Stored data
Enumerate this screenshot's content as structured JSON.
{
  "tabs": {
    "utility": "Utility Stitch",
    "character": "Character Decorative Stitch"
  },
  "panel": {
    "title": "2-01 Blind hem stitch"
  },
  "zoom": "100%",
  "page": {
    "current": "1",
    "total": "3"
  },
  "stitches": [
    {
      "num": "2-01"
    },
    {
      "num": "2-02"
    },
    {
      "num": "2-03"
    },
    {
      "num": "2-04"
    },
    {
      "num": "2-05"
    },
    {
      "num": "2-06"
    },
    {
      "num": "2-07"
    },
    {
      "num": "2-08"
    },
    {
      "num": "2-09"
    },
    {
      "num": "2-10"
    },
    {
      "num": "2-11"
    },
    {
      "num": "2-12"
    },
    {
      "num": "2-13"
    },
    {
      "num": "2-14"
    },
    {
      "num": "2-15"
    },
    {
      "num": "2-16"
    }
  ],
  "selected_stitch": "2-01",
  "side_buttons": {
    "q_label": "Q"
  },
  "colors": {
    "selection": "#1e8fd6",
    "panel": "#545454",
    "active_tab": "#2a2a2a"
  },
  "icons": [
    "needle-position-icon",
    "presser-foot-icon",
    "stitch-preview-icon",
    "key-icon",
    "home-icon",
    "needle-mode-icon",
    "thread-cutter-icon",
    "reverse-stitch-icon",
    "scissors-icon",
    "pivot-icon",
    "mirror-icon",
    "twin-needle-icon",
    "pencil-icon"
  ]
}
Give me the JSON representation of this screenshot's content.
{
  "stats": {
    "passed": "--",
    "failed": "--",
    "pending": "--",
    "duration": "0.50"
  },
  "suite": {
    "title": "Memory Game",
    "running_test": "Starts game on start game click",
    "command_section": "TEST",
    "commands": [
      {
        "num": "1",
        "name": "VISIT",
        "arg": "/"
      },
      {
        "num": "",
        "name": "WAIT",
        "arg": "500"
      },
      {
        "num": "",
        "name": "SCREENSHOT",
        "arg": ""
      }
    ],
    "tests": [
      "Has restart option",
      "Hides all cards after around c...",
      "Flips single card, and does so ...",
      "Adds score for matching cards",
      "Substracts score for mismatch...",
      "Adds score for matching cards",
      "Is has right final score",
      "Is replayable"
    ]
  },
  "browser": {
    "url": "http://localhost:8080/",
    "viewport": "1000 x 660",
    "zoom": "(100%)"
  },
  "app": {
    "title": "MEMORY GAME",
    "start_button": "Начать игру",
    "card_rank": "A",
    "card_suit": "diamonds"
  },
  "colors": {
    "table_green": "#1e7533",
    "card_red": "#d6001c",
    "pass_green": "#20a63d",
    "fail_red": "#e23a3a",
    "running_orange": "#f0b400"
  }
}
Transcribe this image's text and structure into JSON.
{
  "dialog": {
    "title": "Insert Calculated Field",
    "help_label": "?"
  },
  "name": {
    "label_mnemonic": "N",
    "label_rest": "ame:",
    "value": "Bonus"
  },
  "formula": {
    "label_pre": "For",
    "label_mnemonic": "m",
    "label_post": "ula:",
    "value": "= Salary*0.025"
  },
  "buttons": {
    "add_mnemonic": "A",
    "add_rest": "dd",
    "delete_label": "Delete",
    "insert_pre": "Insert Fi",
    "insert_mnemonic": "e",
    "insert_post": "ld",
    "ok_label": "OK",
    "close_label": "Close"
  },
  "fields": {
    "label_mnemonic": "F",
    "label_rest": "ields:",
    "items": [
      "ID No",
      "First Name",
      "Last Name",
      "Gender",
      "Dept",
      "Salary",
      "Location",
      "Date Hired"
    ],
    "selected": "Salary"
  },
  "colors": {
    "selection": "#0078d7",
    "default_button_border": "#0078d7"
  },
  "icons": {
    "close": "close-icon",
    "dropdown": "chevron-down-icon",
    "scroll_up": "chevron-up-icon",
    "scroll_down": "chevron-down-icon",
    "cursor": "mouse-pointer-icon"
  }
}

PROMPT:
Reproduce the whole listing word for word.

RESPONSE BELOW:
Enumerate this screenshot's content as structured JSON.
{
  "tabs": {
    "utility": "Utility Stitch",
    "character": "Character Decorative Stitch"
  },
  "panel": {
    "title": "2-01 Blind hem stitch"
  },
  "zoom": "100%",
  "page": {
    "current": "1",
    "total": "3"
  },
  "stitches": [
    {
      "num": "2-01"
    },
    {
      "num": "2-02"
    },
    {
      "num": "2-03"
    },
    {
      "num": "2-04"
    },
    {
      "num": "2-05"
    },
    {
      "num": "2-06"
    },
    {
      "num": "2-07"
    },
    {
      "num": "2-08"
    },
    {
      "num": "2-09"
    },
    {
      "num": "2-10"
    },
    {
      "num": "2-11"
    },
    {
      "num": "2-12"
    },
    {
      "num": "2-13"
    },
    {
      "num": "2-14"
    },
    {
      "num": "2-15"
    },
    {
      "num": "2-16"
    }
  ],
  "selected_stitch": "2-01",
  "side_buttons": {
    "q_label": "Q"
  },
  "colors": {
    "selection": "#1e8fd6",
    "panel": "#545454",
    "active_tab": "#2a2a2a"
  },
  "icons": [
    "needle-position-icon",
    "presser-foot-icon",
    "stitch-preview-icon",
    "key-icon",
    "home-icon",
    "needle-mode-icon",
    "thread-cutter-icon",
    "reverse-stitch-icon",
    "scissors-icon",
    "pivot-icon",
    "mirror-icon",
    "twin-needle-icon",
    "pencil-icon"
  ]
}
Give me the JSON representation of this screenshot's content.
{
  "stats": {
    "passed": "--",
    "failed": "--",
    "pending": "--",
    "duration": "0.50"
  },
  "suite": {
    "title": "Memory Game",
    "running_test": "Starts game on start game click",
    "command_section": "TEST",
    "commands": [
      {
        "num": "1",
        "name": "VISIT",
        "arg": "/"
      },
      {
        "num": "",
        "name": "WAIT",
        "arg": "500"
      },
      {
        "num": "",
        "name": "SCREENSHOT",
        "arg": ""
      }
    ],
    "tests": [
      "Has restart option",
      "Hides all cards after around c...",
      "Flips single card, and does so ...",
      "Adds score for matching cards",
      "Substracts score for mismatch...",
      "Adds score for matching cards",
      "Is has right final score",
      "Is replayable"
    ]
  },
  "browser": {
    "url": "http://localhost:8080/",
    "viewport": "1000 x 660",
    "zoom": "(100%)"
  },
  "app": {
    "title": "MEMORY GAME",
    "start_button": "Начать игру",
    "card_rank": "A",
    "card_suit": "diamonds"
  },
  "colors": {
    "table_green": "#1e7533",
    "card_red": "#d6001c",
    "pass_green": "#20a63d",
    "fail_red": "#e23a3a",
    "running_orange": "#f0b400"
  }
}
Transcribe this image's text and structure into JSON.
{
  "dialog": {
    "title": "Insert Calculated Field",
    "help_label": "?"
  },
  "name": {
    "label_mnemonic": "N",
    "label_rest": "ame:",
    "value": "Bonus"
  },
  "formula": {
    "label_pre": "For",
    "label_mnemonic": "m",
    "label_post": "ula:",
    "value": "= Salary*0.025"
  },
  "buttons": {
    "add_mnemonic": "A",
    "add_rest": "dd",
    "delete_label": "Delete",
    "insert_pre": "Insert Fi",
    "insert_mnemonic": "e",
    "insert_post": "ld",
    "ok_label": "OK",
    "close_label": "Close"
  },
  "fields": {
    "label_mnemonic": "F",
    "label_rest": "ields:",
    "items": [
      "ID No",
      "First Name",
      "Last Name",
      "Gender",
      "Dept",
      "Salary",
      "Location",
      "Date Hired"
    ],
    "selected": "Salary"
  },
  "colors": {
    "selection": "#0078d7",
    "default_button_border": "#0078d7"
  },
  "icons": {
    "close": "close-icon",
    "dropdown": "chevron-down-icon",
    "scroll_up": "chevron-up-icon",
    "scroll_down": "chevron-down-icon",
    "cursor": "mouse-pointer-icon"
  }
}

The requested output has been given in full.